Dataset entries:
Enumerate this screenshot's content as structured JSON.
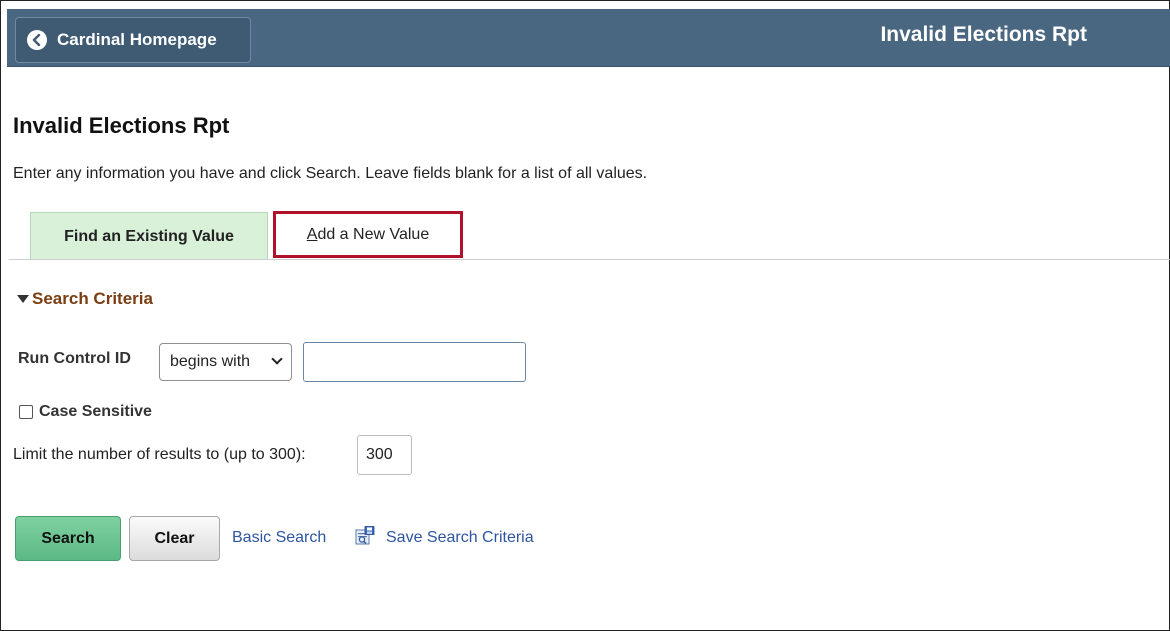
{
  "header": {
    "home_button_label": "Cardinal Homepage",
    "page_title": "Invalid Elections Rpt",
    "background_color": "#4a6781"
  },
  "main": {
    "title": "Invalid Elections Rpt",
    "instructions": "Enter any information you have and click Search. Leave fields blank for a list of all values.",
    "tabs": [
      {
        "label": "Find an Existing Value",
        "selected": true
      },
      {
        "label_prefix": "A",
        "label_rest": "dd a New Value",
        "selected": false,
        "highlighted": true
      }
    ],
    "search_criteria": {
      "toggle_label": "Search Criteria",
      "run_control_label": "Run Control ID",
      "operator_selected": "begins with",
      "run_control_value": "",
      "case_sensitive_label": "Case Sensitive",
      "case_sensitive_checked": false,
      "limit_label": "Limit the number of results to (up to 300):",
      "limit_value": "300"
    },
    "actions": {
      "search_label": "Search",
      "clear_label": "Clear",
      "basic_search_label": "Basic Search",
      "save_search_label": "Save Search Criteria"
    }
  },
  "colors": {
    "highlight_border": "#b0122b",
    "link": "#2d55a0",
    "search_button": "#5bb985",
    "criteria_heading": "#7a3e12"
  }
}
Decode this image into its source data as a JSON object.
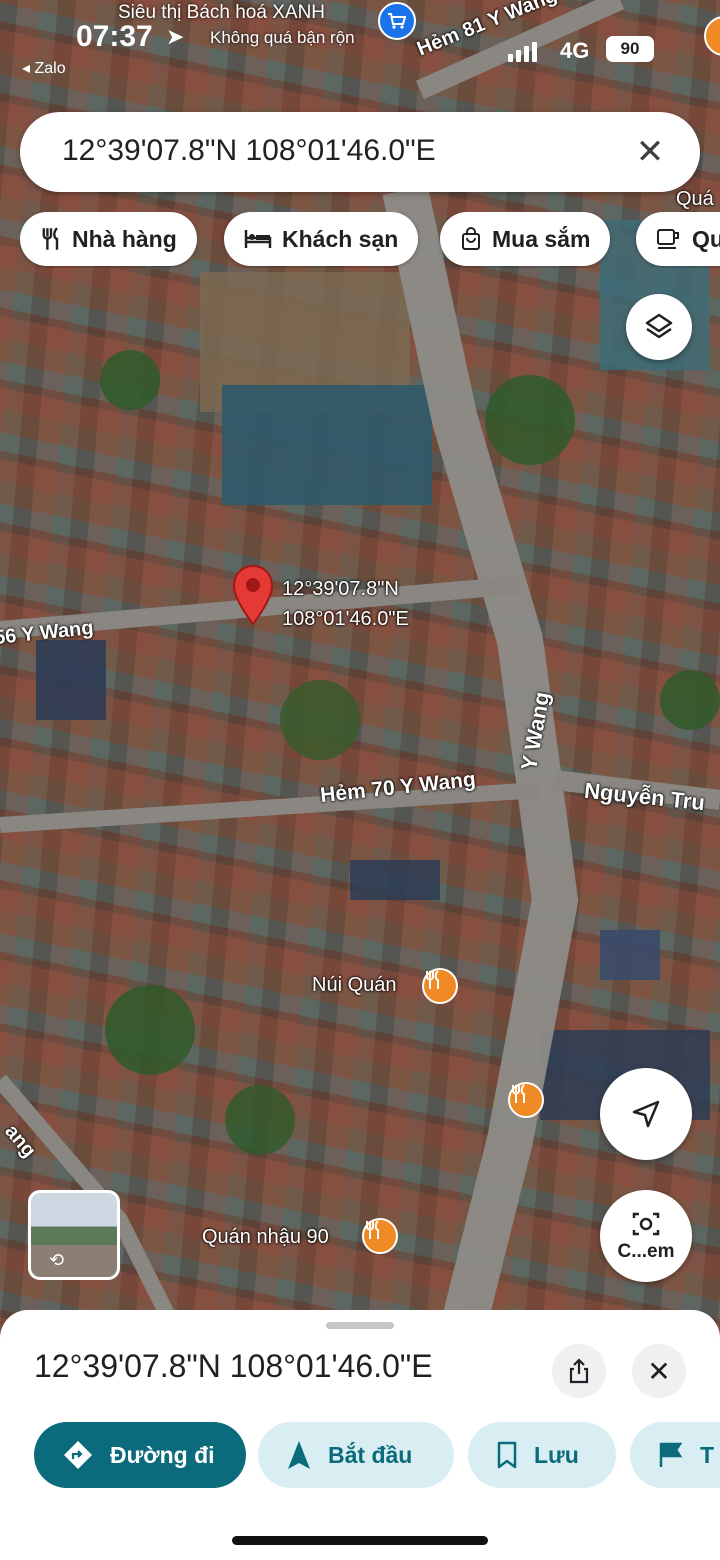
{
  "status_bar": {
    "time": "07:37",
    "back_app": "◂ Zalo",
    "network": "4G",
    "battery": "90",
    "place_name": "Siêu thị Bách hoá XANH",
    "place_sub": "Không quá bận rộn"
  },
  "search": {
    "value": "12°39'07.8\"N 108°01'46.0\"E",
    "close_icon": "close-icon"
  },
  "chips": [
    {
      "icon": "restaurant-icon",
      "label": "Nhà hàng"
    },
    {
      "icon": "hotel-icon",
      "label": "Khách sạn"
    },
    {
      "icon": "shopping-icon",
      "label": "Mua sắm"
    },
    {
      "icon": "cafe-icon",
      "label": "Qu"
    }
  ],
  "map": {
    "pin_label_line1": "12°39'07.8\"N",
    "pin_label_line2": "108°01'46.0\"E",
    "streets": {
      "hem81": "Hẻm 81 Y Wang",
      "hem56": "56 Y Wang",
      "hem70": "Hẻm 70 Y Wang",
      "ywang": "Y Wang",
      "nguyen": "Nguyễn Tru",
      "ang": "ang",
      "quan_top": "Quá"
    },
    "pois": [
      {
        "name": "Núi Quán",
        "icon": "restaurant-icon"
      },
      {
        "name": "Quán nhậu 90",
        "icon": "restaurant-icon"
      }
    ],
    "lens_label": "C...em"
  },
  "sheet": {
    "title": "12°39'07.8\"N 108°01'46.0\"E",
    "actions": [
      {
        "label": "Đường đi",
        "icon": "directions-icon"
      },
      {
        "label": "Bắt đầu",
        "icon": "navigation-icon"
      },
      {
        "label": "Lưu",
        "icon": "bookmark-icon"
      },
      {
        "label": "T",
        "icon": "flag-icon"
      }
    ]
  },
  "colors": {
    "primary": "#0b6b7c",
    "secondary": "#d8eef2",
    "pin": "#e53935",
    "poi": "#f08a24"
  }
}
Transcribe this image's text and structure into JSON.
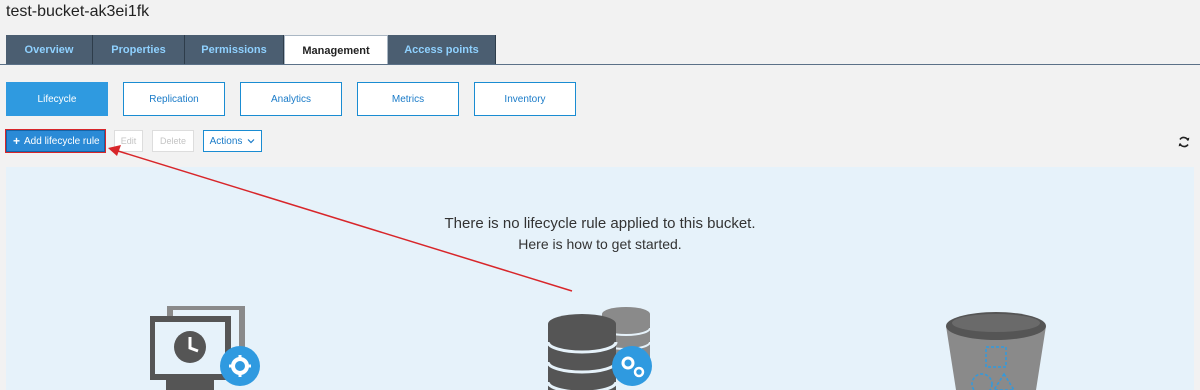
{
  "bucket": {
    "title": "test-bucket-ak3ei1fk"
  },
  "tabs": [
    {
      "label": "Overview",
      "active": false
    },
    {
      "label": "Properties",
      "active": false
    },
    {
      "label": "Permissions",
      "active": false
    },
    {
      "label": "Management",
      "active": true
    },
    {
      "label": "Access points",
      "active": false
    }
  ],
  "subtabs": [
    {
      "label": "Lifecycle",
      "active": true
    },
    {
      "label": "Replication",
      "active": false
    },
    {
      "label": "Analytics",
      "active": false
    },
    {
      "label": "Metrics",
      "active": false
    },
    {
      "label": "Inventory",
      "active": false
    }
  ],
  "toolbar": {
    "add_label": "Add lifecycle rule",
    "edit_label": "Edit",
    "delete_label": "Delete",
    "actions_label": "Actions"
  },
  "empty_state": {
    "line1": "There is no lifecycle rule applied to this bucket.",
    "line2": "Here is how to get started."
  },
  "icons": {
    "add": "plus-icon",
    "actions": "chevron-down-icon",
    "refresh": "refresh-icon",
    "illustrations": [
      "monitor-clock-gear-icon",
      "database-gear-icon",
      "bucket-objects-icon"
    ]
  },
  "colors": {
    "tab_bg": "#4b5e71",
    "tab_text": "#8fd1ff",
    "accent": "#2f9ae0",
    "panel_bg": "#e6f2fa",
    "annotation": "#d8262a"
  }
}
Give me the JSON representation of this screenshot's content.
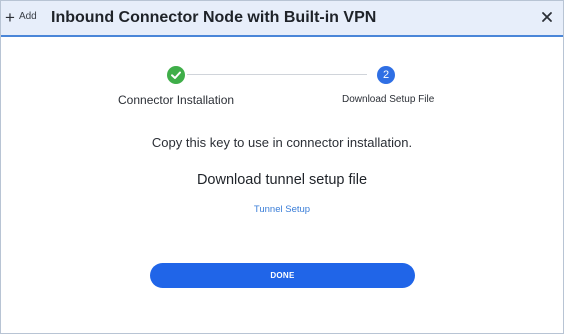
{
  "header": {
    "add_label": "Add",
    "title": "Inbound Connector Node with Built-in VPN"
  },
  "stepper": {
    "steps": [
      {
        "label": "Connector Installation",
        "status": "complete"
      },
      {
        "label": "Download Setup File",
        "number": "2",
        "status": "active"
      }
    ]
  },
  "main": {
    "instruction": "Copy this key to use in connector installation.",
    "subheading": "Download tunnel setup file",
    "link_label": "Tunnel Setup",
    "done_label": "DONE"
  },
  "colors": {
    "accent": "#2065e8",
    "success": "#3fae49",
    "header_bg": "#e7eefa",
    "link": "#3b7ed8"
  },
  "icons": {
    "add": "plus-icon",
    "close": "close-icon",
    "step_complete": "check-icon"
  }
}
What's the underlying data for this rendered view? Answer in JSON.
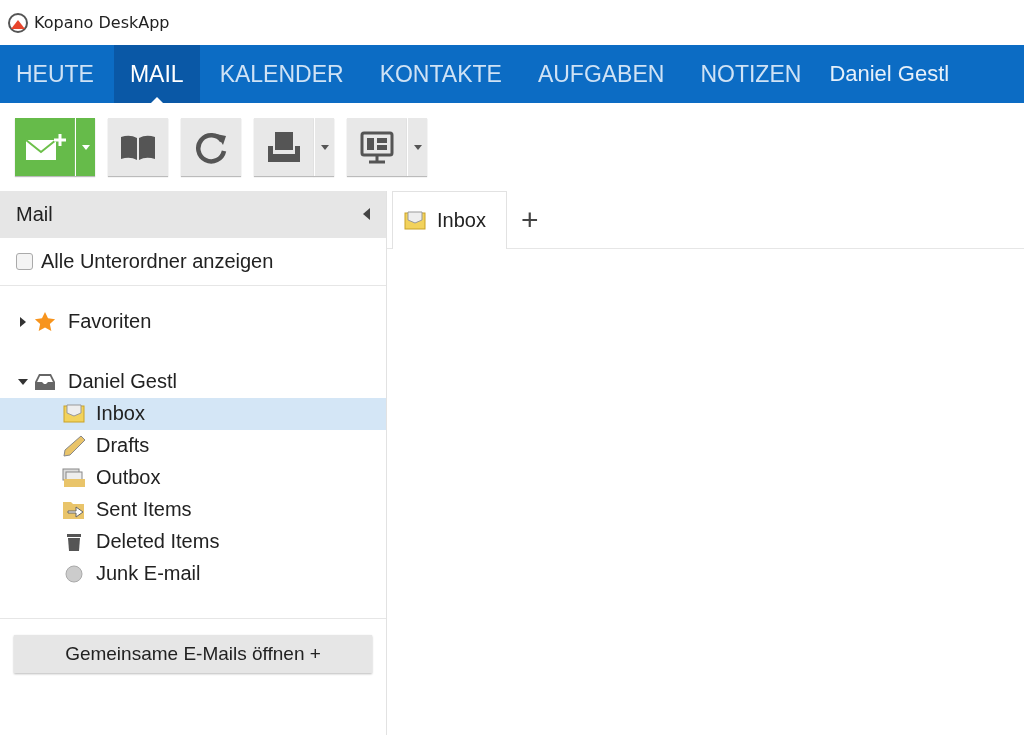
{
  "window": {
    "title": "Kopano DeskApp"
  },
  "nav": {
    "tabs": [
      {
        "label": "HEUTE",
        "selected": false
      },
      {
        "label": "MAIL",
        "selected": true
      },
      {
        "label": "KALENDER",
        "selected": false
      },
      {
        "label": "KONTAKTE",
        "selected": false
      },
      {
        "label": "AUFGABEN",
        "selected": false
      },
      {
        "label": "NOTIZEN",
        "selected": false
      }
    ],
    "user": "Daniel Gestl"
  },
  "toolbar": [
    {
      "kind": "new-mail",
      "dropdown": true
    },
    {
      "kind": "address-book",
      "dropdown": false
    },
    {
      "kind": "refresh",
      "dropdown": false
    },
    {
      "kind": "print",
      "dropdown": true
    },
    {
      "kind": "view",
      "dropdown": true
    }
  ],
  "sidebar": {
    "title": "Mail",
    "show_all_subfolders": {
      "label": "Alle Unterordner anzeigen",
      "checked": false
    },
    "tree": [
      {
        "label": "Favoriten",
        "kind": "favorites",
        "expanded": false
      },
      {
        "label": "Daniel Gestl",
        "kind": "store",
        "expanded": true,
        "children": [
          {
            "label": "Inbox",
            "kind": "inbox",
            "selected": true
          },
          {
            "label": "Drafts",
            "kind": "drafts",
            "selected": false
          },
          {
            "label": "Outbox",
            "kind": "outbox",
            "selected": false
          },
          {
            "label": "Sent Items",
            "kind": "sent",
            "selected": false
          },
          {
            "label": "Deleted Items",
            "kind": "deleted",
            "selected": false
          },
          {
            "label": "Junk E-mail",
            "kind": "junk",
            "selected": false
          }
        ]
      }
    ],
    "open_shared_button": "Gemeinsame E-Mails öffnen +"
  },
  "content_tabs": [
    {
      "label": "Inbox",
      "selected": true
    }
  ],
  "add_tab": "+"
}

▶ INSTRUCTIONS TO FOLLOW
Leaving the pictures aside, transcribe the entire listing exactly.

▶ THE RESPONSE
Enumerate this screenshot's content as structured JSON.
{
  "header": {
    "home_button_label": "Cardinal Homepage",
    "page_title": "Invalid Elections Rpt",
    "background_color": "#4a6781"
  },
  "main": {
    "title": "Invalid Elections Rpt",
    "instructions": "Enter any information you have and click Search. Leave fields blank for a list of all values.",
    "tabs": [
      {
        "label": "Find an Existing Value",
        "selected": true
      },
      {
        "label_prefix": "A",
        "label_rest": "dd a New Value",
        "selected": false,
        "highlighted": true
      }
    ],
    "search_criteria": {
      "toggle_label": "Search Criteria",
      "run_control_label": "Run Control ID",
      "operator_selected": "begins with",
      "run_control_value": "",
      "case_sensitive_label": "Case Sensitive",
      "case_sensitive_checked": false,
      "limit_label": "Limit the number of results to (up to 300):",
      "limit_value": "300"
    },
    "actions": {
      "search_label": "Search",
      "clear_label": "Clear",
      "basic_search_label": "Basic Search",
      "save_search_label": "Save Search Criteria"
    }
  },
  "colors": {
    "highlight_border": "#b0122b",
    "link": "#2d55a0",
    "search_button": "#5bb985",
    "criteria_heading": "#7a3e12"
  }
}
Decode this image into its source data as a JSON object.
{
  "status_bar": {
    "time": "07:37",
    "back_app": "◂ Zalo",
    "network": "4G",
    "battery": "90",
    "place_name": "Siêu thị Bách hoá XANH",
    "place_sub": "Không quá bận rộn"
  },
  "search": {
    "value": "12°39'07.8\"N 108°01'46.0\"E",
    "close_icon": "close-icon"
  },
  "chips": [
    {
      "icon": "restaurant-icon",
      "label": "Nhà hàng"
    },
    {
      "icon": "hotel-icon",
      "label": "Khách sạn"
    },
    {
      "icon": "shopping-icon",
      "label": "Mua sắm"
    },
    {
      "icon": "cafe-icon",
      "label": "Qu"
    }
  ],
  "map": {
    "pin_label_line1": "12°39'07.8\"N",
    "pin_label_line2": "108°01'46.0\"E",
    "streets": {
      "hem81": "Hẻm 81 Y Wang",
      "hem56": "56 Y Wang",
      "hem70": "Hẻm 70 Y Wang",
      "ywang": "Y Wang",
      "nguyen": "Nguyễn Tru",
      "ang": "ang",
      "quan_top": "Quá"
    },
    "pois": [
      {
        "name": "Núi Quán",
        "icon": "restaurant-icon"
      },
      {
        "name": "Quán nhậu 90",
        "icon": "restaurant-icon"
      }
    ],
    "lens_label": "C...em"
  },
  "sheet": {
    "title": "12°39'07.8\"N 108°01'46.0\"E",
    "actions": [
      {
        "label": "Đường đi",
        "icon": "directions-icon"
      },
      {
        "label": "Bắt đầu",
        "icon": "navigation-icon"
      },
      {
        "label": "Lưu",
        "icon": "bookmark-icon"
      },
      {
        "label": "T",
        "icon": "flag-icon"
      }
    ]
  },
  "colors": {
    "primary": "#0b6b7c",
    "secondary": "#d8eef2",
    "pin": "#e53935",
    "poi": "#f08a24"
  }
}
Transcribe this image's text and structure into JSON.
{
  "bucket": {
    "title": "test-bucket-ak3ei1fk"
  },
  "tabs": [
    {
      "label": "Overview",
      "active": false
    },
    {
      "label": "Properties",
      "active": false
    },
    {
      "label": "Permissions",
      "active": false
    },
    {
      "label": "Management",
      "active": true
    },
    {
      "label": "Access points",
      "active": false
    }
  ],
  "subtabs": [
    {
      "label": "Lifecycle",
      "active": true
    },
    {
      "label": "Replication",
      "active": false
    },
    {
      "label": "Analytics",
      "active": false
    },
    {
      "label": "Metrics",
      "active": false
    },
    {
      "label": "Inventory",
      "active": false
    }
  ],
  "toolbar": {
    "add_label": "Add lifecycle rule",
    "edit_label": "Edit",
    "delete_label": "Delete",
    "actions_label": "Actions"
  },
  "empty_state": {
    "line1": "There is no lifecycle rule applied to this bucket.",
    "line2": "Here is how to get started."
  },
  "icons": {
    "add": "plus-icon",
    "actions": "chevron-down-icon",
    "refresh": "refresh-icon",
    "illustrations": [
      "monitor-clock-gear-icon",
      "database-gear-icon",
      "bucket-objects-icon"
    ]
  },
  "colors": {
    "tab_bg": "#4b5e71",
    "tab_text": "#8fd1ff",
    "accent": "#2f9ae0",
    "panel_bg": "#e6f2fa",
    "annotation": "#d8262a"
  }
}
Give me the JSON representation of this screenshot's content.
{
  "header": {
    "add_label": "Add",
    "title": "Inbound Connector Node with Built-in VPN"
  },
  "stepper": {
    "steps": [
      {
        "label": "Connector Installation",
        "status": "complete"
      },
      {
        "label": "Download Setup File",
        "number": "2",
        "status": "active"
      }
    ]
  },
  "main": {
    "instruction": "Copy this key to use in connector installation.",
    "subheading": "Download tunnel setup file",
    "link_label": "Tunnel Setup",
    "done_label": "DONE"
  },
  "colors": {
    "accent": "#2065e8",
    "success": "#3fae49",
    "header_bg": "#e7eefa",
    "link": "#3b7ed8"
  },
  "icons": {
    "add": "plus-icon",
    "close": "close-icon",
    "step_complete": "check-icon"
  }
}
What's the underlying data for this rendered view? Answer in JSON.
{
  "window": {
    "title": "Kopano DeskApp"
  },
  "nav": {
    "tabs": [
      {
        "label": "HEUTE",
        "selected": false
      },
      {
        "label": "MAIL",
        "selected": true
      },
      {
        "label": "KALENDER",
        "selected": false
      },
      {
        "label": "KONTAKTE",
        "selected": false
      },
      {
        "label": "AUFGABEN",
        "selected": false
      },
      {
        "label": "NOTIZEN",
        "selected": false
      }
    ],
    "user": "Daniel Gestl"
  },
  "toolbar": [
    {
      "kind": "new-mail",
      "dropdown": true
    },
    {
      "kind": "address-book",
      "dropdown": false
    },
    {
      "kind": "refresh",
      "dropdown": false
    },
    {
      "kind": "print",
      "dropdown": true
    },
    {
      "kind": "view",
      "dropdown": true
    }
  ],
  "sidebar": {
    "title": "Mail",
    "show_all_subfolders": {
      "label": "Alle Unterordner anzeigen",
      "checked": false
    },
    "tree": [
      {
        "label": "Favoriten",
        "kind": "favorites",
        "expanded": false
      },
      {
        "label": "Daniel Gestl",
        "kind": "store",
        "expanded": true,
        "children": [
          {
            "label": "Inbox",
            "kind": "inbox",
            "selected": true
          },
          {
            "label": "Drafts",
            "kind": "drafts",
            "selected": false
          },
          {
            "label": "Outbox",
            "kind": "outbox",
            "selected": false
          },
          {
            "label": "Sent Items",
            "kind": "sent",
            "selected": false
          },
          {
            "label": "Deleted Items",
            "kind": "deleted",
            "selected": false
          },
          {
            "label": "Junk E-mail",
            "kind": "junk",
            "selected": false
          }
        ]
      }
    ],
    "open_shared_button": "Gemeinsame E-Mails öffnen +"
  },
  "content_tabs": [
    {
      "label": "Inbox",
      "selected": true
    }
  ],
  "add_tab": "+"
}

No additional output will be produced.